Set task: Copy each line below that includes "betroffenen".

— START OF Task inputs —

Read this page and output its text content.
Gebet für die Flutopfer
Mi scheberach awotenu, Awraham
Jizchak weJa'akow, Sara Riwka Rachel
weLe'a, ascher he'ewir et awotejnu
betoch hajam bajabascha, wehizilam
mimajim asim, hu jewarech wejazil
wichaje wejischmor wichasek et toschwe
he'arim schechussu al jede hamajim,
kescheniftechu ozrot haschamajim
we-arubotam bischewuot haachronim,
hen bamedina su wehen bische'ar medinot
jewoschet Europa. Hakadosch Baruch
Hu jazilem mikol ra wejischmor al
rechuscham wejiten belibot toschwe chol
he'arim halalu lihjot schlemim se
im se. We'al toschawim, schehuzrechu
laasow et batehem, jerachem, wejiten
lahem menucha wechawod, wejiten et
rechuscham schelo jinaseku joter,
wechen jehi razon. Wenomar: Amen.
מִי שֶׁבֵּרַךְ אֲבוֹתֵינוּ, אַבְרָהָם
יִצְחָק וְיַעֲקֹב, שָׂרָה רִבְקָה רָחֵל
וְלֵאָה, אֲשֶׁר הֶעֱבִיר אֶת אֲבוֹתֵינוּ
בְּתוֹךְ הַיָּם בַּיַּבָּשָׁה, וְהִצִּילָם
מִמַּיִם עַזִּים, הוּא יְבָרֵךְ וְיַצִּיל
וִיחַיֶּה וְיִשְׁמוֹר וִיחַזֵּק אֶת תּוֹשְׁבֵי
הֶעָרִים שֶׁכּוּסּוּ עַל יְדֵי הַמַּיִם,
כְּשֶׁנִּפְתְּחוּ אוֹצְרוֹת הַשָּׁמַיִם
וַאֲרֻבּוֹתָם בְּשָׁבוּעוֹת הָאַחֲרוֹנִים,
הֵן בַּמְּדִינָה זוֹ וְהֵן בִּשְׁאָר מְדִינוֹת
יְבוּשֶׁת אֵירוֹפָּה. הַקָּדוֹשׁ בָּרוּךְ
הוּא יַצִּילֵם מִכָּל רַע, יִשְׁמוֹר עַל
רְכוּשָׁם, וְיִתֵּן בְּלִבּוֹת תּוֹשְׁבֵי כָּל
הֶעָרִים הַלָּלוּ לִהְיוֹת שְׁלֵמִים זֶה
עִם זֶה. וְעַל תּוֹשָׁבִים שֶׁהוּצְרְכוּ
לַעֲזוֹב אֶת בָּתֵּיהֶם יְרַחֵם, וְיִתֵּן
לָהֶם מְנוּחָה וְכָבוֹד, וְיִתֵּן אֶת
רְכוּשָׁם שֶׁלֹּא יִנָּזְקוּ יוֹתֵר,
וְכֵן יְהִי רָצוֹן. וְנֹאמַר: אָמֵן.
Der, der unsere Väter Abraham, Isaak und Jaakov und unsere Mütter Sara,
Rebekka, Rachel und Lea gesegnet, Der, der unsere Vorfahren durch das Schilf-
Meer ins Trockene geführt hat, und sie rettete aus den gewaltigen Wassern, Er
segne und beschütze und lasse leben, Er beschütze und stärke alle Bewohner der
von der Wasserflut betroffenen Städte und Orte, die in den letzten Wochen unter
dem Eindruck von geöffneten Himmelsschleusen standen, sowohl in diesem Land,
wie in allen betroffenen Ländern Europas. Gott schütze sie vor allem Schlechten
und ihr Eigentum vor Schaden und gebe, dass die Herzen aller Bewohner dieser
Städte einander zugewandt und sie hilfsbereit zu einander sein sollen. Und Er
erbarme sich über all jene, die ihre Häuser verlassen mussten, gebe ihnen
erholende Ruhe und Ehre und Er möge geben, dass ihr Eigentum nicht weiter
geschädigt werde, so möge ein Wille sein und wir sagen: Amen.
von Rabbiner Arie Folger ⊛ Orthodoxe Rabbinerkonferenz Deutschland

— END OF Task inputs —

Correct response:
von der Wasserflut betroffenen Städte und Orte, die in den letzten Wochen unter
wie in allen betroffenen Ländern Europas. Gott schütze sie vor allem Schlechten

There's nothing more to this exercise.